Reproduce the records below exactly as they appear, omitting any pictures they contain.

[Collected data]
══════

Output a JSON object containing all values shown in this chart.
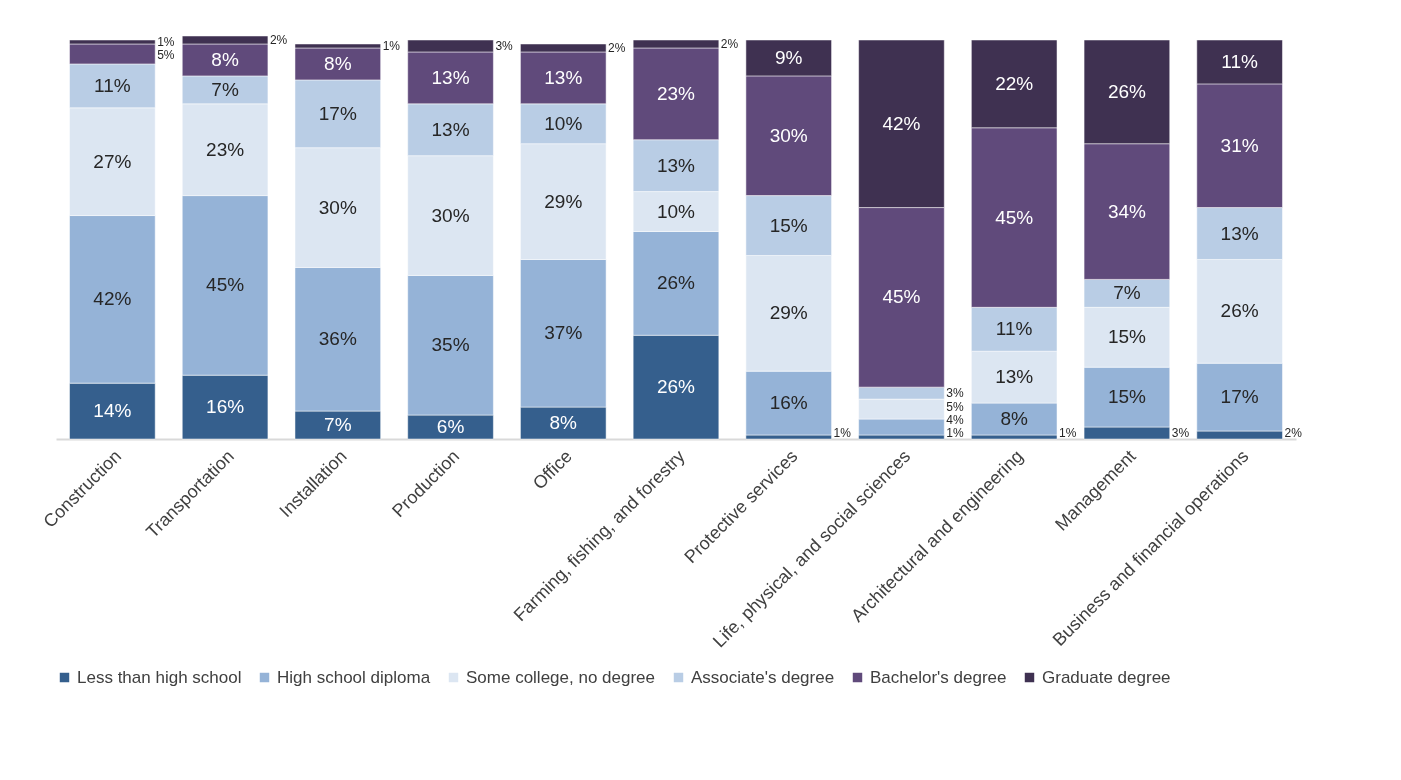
{
  "chart_data": {
    "type": "bar",
    "stacked": true,
    "tick_labels": "x",
    "legend": "bottom",
    "categories": [
      "Construction",
      "Transportation",
      "Installation",
      "Production",
      "Office",
      "Farming, fishing, and forestry",
      "Protective services",
      "Life, physical, and social sciences",
      "Architectural and engineering",
      "Management",
      "Business and financial operations"
    ],
    "series": [
      {
        "name": "Less than high school",
        "color": "#355f8d",
        "values": [
          14,
          16,
          7,
          6,
          8,
          26,
          1,
          1,
          1,
          3,
          2
        ],
        "value_labels": [
          "14%",
          "16%",
          "7%",
          "6%",
          "8%",
          "26%",
          "1%",
          "1%",
          "1%",
          "3%",
          "2%"
        ]
      },
      {
        "name": "High school diploma",
        "color": "#95b3d7",
        "values": [
          42,
          45,
          36,
          35,
          37,
          26,
          16,
          4,
          8,
          15,
          17
        ],
        "value_labels": [
          "42%",
          "45%",
          "36%",
          "35%",
          "37%",
          "26%",
          "16%",
          "4%",
          "8%",
          "15%",
          "17%"
        ]
      },
      {
        "name": "Some college, no degree",
        "color": "#dce6f2",
        "values": [
          27,
          23,
          30,
          30,
          29,
          10,
          29,
          5,
          13,
          15,
          26
        ],
        "value_labels": [
          "27%",
          "23%",
          "30%",
          "30%",
          "29%",
          "10%",
          "29%",
          "5%",
          "13%",
          "15%",
          "26%"
        ]
      },
      {
        "name": "Associate's degree",
        "color": "#b9cde5",
        "values": [
          11,
          7,
          17,
          13,
          10,
          13,
          15,
          3,
          11,
          7,
          13
        ],
        "value_labels": [
          "11%",
          "7%",
          "17%",
          "13%",
          "10%",
          "13%",
          "15%",
          "3%",
          "11%",
          "7%",
          "13%"
        ]
      },
      {
        "name": "Bachelor's degree",
        "color": "#604a7b",
        "values": [
          5,
          8,
          8,
          13,
          13,
          23,
          30,
          45,
          45,
          34,
          31
        ],
        "value_labels": [
          "5%",
          "8%",
          "8%",
          "13%",
          "13%",
          "23%",
          "30%",
          "45%",
          "45%",
          "34%",
          "31%"
        ]
      },
      {
        "name": "Graduate degree",
        "color": "#3f3151",
        "values": [
          1,
          2,
          1,
          3,
          2,
          2,
          9,
          42,
          22,
          26,
          11
        ],
        "value_labels": [
          "1%",
          "2%",
          "1%",
          "3%",
          "2%",
          "2%",
          "9%",
          "42%",
          "22%",
          "26%",
          "11%"
        ]
      }
    ]
  }
}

══════

* **ANSWER**
Output a JSON object containing all values shown in this chart.
{
  "chart_data": {
    "type": "bar",
    "stacked": true,
    "tick_labels": "x",
    "legend": "bottom",
    "categories": [
      "Construction",
      "Transportation",
      "Installation",
      "Production",
      "Office",
      "Farming, fishing, and forestry",
      "Protective services",
      "Life, physical, and social sciences",
      "Architectural and engineering",
      "Management",
      "Business and financial operations"
    ],
    "series": [
      {
        "name": "Less than high school",
        "color": "#355f8d",
        "values": [
          14,
          16,
          7,
          6,
          8,
          26,
          1,
          1,
          1,
          3,
          2
        ],
        "value_labels": [
          "14%",
          "16%",
          "7%",
          "6%",
          "8%",
          "26%",
          "1%",
          "1%",
          "1%",
          "3%",
          "2%"
        ]
      },
      {
        "name": "High school diploma",
        "color": "#95b3d7",
        "values": [
          42,
          45,
          36,
          35,
          37,
          26,
          16,
          4,
          8,
          15,
          17
        ],
        "value_labels": [
          "42%",
          "45%",
          "36%",
          "35%",
          "37%",
          "26%",
          "16%",
          "4%",
          "8%",
          "15%",
          "17%"
        ]
      },
      {
        "name": "Some college, no degree",
        "color": "#dce6f2",
        "values": [
          27,
          23,
          30,
          30,
          29,
          10,
          29,
          5,
          13,
          15,
          26
        ],
        "value_labels": [
          "27%",
          "23%",
          "30%",
          "30%",
          "29%",
          "10%",
          "29%",
          "5%",
          "13%",
          "15%",
          "26%"
        ]
      },
      {
        "name": "Associate's degree",
        "color": "#b9cde5",
        "values": [
          11,
          7,
          17,
          13,
          10,
          13,
          15,
          3,
          11,
          7,
          13
        ],
        "value_labels": [
          "11%",
          "7%",
          "17%",
          "13%",
          "10%",
          "13%",
          "15%",
          "3%",
          "11%",
          "7%",
          "13%"
        ]
      },
      {
        "name": "Bachelor's degree",
        "color": "#604a7b",
        "values": [
          5,
          8,
          8,
          13,
          13,
          23,
          30,
          45,
          45,
          34,
          31
        ],
        "value_labels": [
          "5%",
          "8%",
          "8%",
          "13%",
          "13%",
          "23%",
          "30%",
          "45%",
          "45%",
          "34%",
          "31%"
        ]
      },
      {
        "name": "Graduate degree",
        "color": "#3f3151",
        "values": [
          1,
          2,
          1,
          3,
          2,
          2,
          9,
          42,
          22,
          26,
          11
        ],
        "value_labels": [
          "1%",
          "2%",
          "1%",
          "3%",
          "2%",
          "2%",
          "9%",
          "42%",
          "22%",
          "26%",
          "11%"
        ]
      }
    ]
  }
}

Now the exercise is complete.